Search the records that follow and extract every line containing the string "pour".

◆ **Collected data**:
>>

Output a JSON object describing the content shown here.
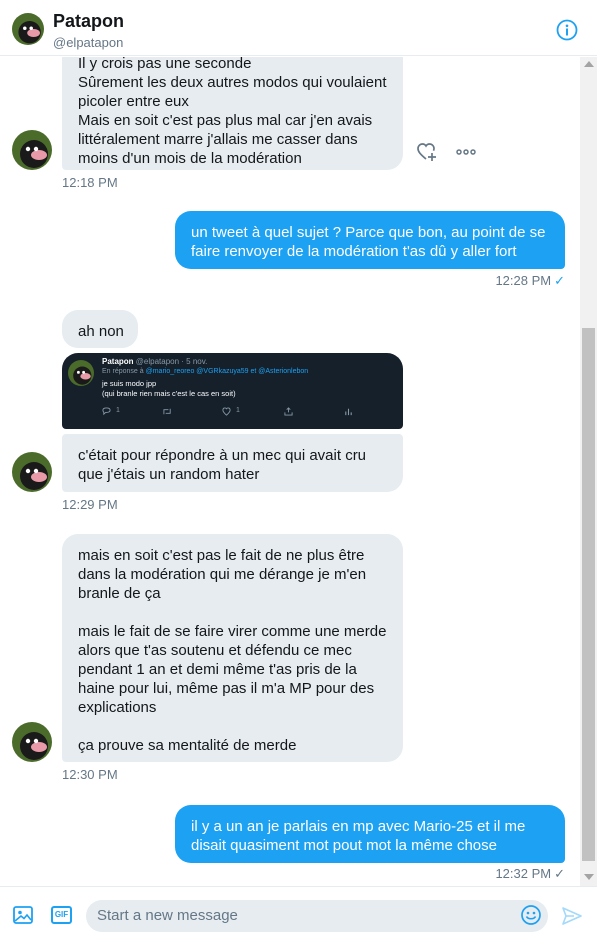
{
  "header": {
    "name": "Patapon",
    "handle": "@elpatapon"
  },
  "messages": [
    {
      "lines": [
        "Il y crois pas une seconde",
        "Sûrement les deux autres modos qui voulaient",
        "picoler entre eux",
        "Mais en soit c'est pas plus mal car j'en avais",
        "littéralement marre j'allais me casser dans",
        "moins d'un mois de la modération"
      ],
      "time": "12:18 PM"
    },
    {
      "lines": [
        "un tweet à quel sujet ? Parce que bon, au point de se",
        "faire renvoyer de la modération t'as dû y aller fort"
      ],
      "time": "12:28 PM",
      "check": "✓"
    },
    {
      "lines": [
        "ah non"
      ]
    },
    {
      "lines": [
        "c'était pour répondre à un mec qui avait cru",
        "que j'étais un random hater"
      ],
      "time": "12:29 PM"
    },
    {
      "lines": [
        "mais en soit c'est pas le fait de ne plus être",
        "dans la modération qui me dérange je m'en",
        "branle de ça",
        "",
        "mais le fait de se faire virer comme une merde",
        "alors que t'as soutenu et défendu ce mec",
        "pendant 1 an et demi même t'as pris de la",
        "haine pour lui, même pas il m'a MP pour des",
        "explications",
        "",
        "ça prouve sa mentalité de merde"
      ],
      "time": "12:30 PM"
    },
    {
      "lines": [
        "il y a un an je parlais en mp avec Mario-25 et il me",
        "disait quasiment mot pout mot la même chose"
      ],
      "time": "12:32 PM",
      "check": "✓"
    }
  ],
  "tweet": {
    "author": "Patapon",
    "meta": "@elpatapon · 5 nov.",
    "reply_prefix": "En réponse à",
    "mentions": "@mario_reoreo @VGRkazuya59  et  @Asterionlebon",
    "body_line1": "je suis modo jpp",
    "body_line2": "(qui branle rien mais c'est le cas en soit)",
    "replies": "1",
    "likes": "1"
  },
  "composer": {
    "placeholder": "Start a new message",
    "gif_label": "GIF"
  },
  "colors": {
    "accent": "#1da1f2",
    "received_bubble": "#e6ecf0",
    "tweet_bg": "#15202b"
  }
}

<<

◆ **ANSWER TO THIS TASK**:
        "c'était pour répondre à un mec qui avait cru",
        "haine pour lui, même pas il m'a MP pour des",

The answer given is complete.